*INFORMATION GIVEN*:
____

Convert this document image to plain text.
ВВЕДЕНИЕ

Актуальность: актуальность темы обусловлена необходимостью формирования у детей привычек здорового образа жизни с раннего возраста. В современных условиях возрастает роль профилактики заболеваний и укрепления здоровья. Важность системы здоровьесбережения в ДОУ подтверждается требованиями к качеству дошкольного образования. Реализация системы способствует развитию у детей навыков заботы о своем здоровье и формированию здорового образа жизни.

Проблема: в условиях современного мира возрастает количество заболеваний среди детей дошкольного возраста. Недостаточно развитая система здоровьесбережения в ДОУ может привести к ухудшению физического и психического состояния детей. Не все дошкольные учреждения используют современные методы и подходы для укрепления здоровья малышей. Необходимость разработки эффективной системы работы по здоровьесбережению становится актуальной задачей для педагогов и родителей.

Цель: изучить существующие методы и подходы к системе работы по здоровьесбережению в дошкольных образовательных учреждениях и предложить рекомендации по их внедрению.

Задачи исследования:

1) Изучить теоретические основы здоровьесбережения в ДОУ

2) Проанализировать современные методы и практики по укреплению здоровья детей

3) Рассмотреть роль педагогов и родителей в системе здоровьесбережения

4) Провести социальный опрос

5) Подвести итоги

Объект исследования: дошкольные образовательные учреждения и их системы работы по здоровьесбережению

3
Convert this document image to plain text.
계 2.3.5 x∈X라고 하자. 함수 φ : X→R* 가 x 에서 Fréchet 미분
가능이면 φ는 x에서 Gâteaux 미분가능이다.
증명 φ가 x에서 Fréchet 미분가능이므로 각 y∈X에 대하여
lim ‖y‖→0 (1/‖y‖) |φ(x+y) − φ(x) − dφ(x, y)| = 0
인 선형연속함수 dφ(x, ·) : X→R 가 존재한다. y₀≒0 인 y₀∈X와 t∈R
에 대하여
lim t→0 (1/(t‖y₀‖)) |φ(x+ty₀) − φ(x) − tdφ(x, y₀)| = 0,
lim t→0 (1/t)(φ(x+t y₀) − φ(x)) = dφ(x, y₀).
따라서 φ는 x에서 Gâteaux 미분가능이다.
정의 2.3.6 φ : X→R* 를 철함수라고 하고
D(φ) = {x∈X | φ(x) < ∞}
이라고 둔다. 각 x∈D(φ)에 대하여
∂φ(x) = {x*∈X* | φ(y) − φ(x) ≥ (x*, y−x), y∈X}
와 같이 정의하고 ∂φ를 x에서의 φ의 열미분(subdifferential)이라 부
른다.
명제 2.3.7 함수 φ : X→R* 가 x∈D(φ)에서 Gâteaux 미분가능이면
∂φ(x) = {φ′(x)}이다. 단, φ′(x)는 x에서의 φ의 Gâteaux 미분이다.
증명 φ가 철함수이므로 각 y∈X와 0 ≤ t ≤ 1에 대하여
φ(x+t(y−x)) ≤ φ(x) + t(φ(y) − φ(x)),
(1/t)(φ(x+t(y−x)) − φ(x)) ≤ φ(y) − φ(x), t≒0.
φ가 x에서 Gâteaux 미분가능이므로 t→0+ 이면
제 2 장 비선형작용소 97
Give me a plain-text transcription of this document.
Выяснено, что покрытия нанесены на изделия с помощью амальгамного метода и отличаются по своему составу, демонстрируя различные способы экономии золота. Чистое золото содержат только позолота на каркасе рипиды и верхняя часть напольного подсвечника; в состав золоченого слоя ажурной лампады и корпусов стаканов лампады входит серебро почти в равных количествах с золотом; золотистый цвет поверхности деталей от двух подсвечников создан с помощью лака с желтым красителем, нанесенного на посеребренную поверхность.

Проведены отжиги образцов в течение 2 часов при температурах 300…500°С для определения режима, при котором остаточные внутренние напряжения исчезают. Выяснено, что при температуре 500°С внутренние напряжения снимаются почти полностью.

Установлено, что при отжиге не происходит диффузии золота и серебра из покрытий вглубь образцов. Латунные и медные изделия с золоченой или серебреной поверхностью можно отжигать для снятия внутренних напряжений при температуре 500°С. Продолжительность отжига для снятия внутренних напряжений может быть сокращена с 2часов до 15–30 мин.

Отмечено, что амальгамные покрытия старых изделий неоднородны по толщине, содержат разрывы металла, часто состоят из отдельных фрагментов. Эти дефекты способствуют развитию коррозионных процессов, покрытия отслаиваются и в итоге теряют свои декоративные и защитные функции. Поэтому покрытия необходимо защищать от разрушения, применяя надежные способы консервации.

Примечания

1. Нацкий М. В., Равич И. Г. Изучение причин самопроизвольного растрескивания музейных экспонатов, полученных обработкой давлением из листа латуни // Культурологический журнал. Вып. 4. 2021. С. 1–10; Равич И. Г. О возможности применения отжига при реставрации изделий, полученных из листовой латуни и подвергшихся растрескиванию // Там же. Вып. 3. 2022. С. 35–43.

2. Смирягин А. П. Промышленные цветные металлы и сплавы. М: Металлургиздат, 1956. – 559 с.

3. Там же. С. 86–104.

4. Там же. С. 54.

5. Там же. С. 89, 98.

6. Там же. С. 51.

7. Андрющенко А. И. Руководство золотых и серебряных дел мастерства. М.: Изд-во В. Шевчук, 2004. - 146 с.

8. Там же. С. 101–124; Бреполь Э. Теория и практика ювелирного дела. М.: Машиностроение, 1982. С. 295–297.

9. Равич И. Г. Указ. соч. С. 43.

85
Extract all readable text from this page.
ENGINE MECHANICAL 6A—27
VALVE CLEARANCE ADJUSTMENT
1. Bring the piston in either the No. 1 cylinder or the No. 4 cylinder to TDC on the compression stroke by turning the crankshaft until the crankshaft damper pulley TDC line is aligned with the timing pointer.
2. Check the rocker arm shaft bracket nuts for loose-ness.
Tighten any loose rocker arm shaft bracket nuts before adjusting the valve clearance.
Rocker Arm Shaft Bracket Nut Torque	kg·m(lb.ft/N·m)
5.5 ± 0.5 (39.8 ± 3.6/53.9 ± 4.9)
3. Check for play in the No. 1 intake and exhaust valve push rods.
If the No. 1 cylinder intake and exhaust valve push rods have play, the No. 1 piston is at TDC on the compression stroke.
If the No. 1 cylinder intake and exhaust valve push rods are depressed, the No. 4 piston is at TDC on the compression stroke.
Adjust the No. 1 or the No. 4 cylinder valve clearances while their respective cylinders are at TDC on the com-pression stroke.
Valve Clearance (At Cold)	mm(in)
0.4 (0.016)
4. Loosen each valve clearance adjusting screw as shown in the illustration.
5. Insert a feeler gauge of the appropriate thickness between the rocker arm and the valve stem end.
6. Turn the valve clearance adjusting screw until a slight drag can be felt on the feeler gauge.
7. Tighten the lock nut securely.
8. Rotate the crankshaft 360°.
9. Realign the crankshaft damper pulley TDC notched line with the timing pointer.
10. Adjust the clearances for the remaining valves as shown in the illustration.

____

*TASK DESCRIPTION*: Return the listing above in its exact form.

*OUTPUT OF THE TASK*:
Convert this document image to plain text.
ВВЕДЕНИЕ

Актуальность: актуальность темы обусловлена необходимостью формирования у детей привычек здорового образа жизни с раннего возраста. В современных условиях возрастает роль профилактики заболеваний и укрепления здоровья. Важность системы здоровьесбережения в ДОУ подтверждается требованиями к качеству дошкольного образования. Реализация системы способствует развитию у детей навыков заботы о своем здоровье и формированию здорового образа жизни.

Проблема: в условиях современного мира возрастает количество заболеваний среди детей дошкольного возраста. Недостаточно развитая система здоровьесбережения в ДОУ может привести к ухудшению физического и психического состояния детей. Не все дошкольные учреждения используют современные методы и подходы для укрепления здоровья малышей. Необходимость разработки эффективной системы работы по здоровьесбережению становится актуальной задачей для педагогов и родителей.

Цель: изучить существующие методы и подходы к системе работы по здоровьесбережению в дошкольных образовательных учреждениях и предложить рекомендации по их внедрению.

Задачи исследования:

1) Изучить теоретические основы здоровьесбережения в ДОУ

2) Проанализировать современные методы и практики по укреплению здоровья детей

3) Рассмотреть роль педагогов и родителей в системе здоровьесбережения

4) Провести социальный опрос

5) Подвести итоги

Объект исследования: дошкольные образовательные учреждения и их системы работы по здоровьесбережению

3
Convert this document image to plain text.
계 2.3.5 x∈X라고 하자. 함수 φ : X→R* 가 x 에서 Fréchet 미분
가능이면 φ는 x에서 Gâteaux 미분가능이다.
증명 φ가 x에서 Fréchet 미분가능이므로 각 y∈X에 대하여
lim ‖y‖→0 (1/‖y‖) |φ(x+y) − φ(x) − dφ(x, y)| = 0
인 선형연속함수 dφ(x, ·) : X→R 가 존재한다. y₀≒0 인 y₀∈X와 t∈R
에 대하여
lim t→0 (1/(t‖y₀‖)) |φ(x+ty₀) − φ(x) − tdφ(x, y₀)| = 0,
lim t→0 (1/t)(φ(x+t y₀) − φ(x)) = dφ(x, y₀).
따라서 φ는 x에서 Gâteaux 미분가능이다.
정의 2.3.6 φ : X→R* 를 철함수라고 하고
D(φ) = {x∈X | φ(x) < ∞}
이라고 둔다. 각 x∈D(φ)에 대하여
∂φ(x) = {x*∈X* | φ(y) − φ(x) ≥ (x*, y−x), y∈X}
와 같이 정의하고 ∂φ를 x에서의 φ의 열미분(subdifferential)이라 부
른다.
명제 2.3.7 함수 φ : X→R* 가 x∈D(φ)에서 Gâteaux 미분가능이면
∂φ(x) = {φ′(x)}이다. 단, φ′(x)는 x에서의 φ의 Gâteaux 미분이다.
증명 φ가 철함수이므로 각 y∈X와 0 ≤ t ≤ 1에 대하여
φ(x+t(y−x)) ≤ φ(x) + t(φ(y) − φ(x)),
(1/t)(φ(x+t(y−x)) − φ(x)) ≤ φ(y) − φ(x), t≒0.
φ가 x에서 Gâteaux 미분가능이므로 t→0+ 이면
제 2 장 비선형작용소 97
Give me a plain-text transcription of this document.
Выяснено, что покрытия нанесены на изделия с помощью амальгамного метода и отличаются по своему составу, демонстрируя различные способы экономии золота. Чистое золото содержат только позолота на каркасе рипиды и верхняя часть напольного подсвечника; в состав золоченого слоя ажурной лампады и корпусов стаканов лампады входит серебро почти в равных количествах с золотом; золотистый цвет поверхности деталей от двух подсвечников создан с помощью лака с желтым красителем, нанесенного на посеребренную поверхность.

Проведены отжиги образцов в течение 2 часов при температурах 300…500°С для определения режима, при котором остаточные внутренние напряжения исчезают. Выяснено, что при температуре 500°С внутренние напряжения снимаются почти полностью.

Установлено, что при отжиге не происходит диффузии золота и серебра из покрытий вглубь образцов. Латунные и медные изделия с золоченой или серебреной поверхностью можно отжигать для снятия внутренних напряжений при температуре 500°С. Продолжительность отжига для снятия внутренних напряжений может быть сокращена с 2часов до 15–30 мин.

Отмечено, что амальгамные покрытия старых изделий неоднородны по толщине, содержат разрывы металла, часто состоят из отдельных фрагментов. Эти дефекты способствуют развитию коррозионных процессов, покрытия отслаиваются и в итоге теряют свои декоративные и защитные функции. Поэтому покрытия необходимо защищать от разрушения, применяя надежные способы консервации.

Примечания

1. Нацкий М. В., Равич И. Г. Изучение причин самопроизвольного растрескивания музейных экспонатов, полученных обработкой давлением из листа латуни // Культурологический журнал. Вып. 4. 2021. С. 1–10; Равич И. Г. О возможности применения отжига при реставрации изделий, полученных из листовой латуни и подвергшихся растрескиванию // Там же. Вып. 3. 2022. С. 35–43.

2. Смирягин А. П. Промышленные цветные металлы и сплавы. М: Металлургиздат, 1956. – 559 с.

3. Там же. С. 86–104.

4. Там же. С. 54.

5. Там же. С. 89, 98.

6. Там же. С. 51.

7. Андрющенко А. И. Руководство золотых и серебряных дел мастерства. М.: Изд-во В. Шевчук, 2004. - 146 с.

8. Там же. С. 101–124; Бреполь Э. Теория и практика ювелирного дела. М.: Машиностроение, 1982. С. 295–297.

9. Равич И. Г. Указ. соч. С. 43.

85
Extract all readable text from this page.
ENGINE MECHANICAL 6A—27
VALVE CLEARANCE ADJUSTMENT
1. Bring the piston in either the No. 1 cylinder or the No. 4 cylinder to TDC on the compression stroke by turning the crankshaft until the crankshaft damper pulley TDC line is aligned with the timing pointer.
2. Check the rocker arm shaft bracket nuts for loose-ness.
Tighten any loose rocker arm shaft bracket nuts before adjusting the valve clearance.
Rocker Arm Shaft Bracket Nut Torque	kg·m(lb.ft/N·m)
5.5 ± 0.5 (39.8 ± 3.6/53.9 ± 4.9)
3. Check for play in the No. 1 intake and exhaust valve push rods.
If the No. 1 cylinder intake and exhaust valve push rods have play, the No. 1 piston is at TDC on the compression stroke.
If the No. 1 cylinder intake and exhaust valve push rods are depressed, the No. 4 piston is at TDC on the compression stroke.
Adjust the No. 1 or the No. 4 cylinder valve clearances while their respective cylinders are at TDC on the com-pression stroke.
Valve Clearance (At Cold)	mm(in)
0.4 (0.016)
4. Loosen each valve clearance adjusting screw as shown in the illustration.
5. Insert a feeler gauge of the appropriate thickness between the rocker arm and the valve stem end.
6. Turn the valve clearance adjusting screw until a slight drag can be felt on the feeler gauge.
7. Tighten the lock nut securely.
8. Rotate the crankshaft 360°.
9. Realign the crankshaft damper pulley TDC notched line with the timing pointer.
10. Adjust the clearances for the remaining valves as shown in the illustration.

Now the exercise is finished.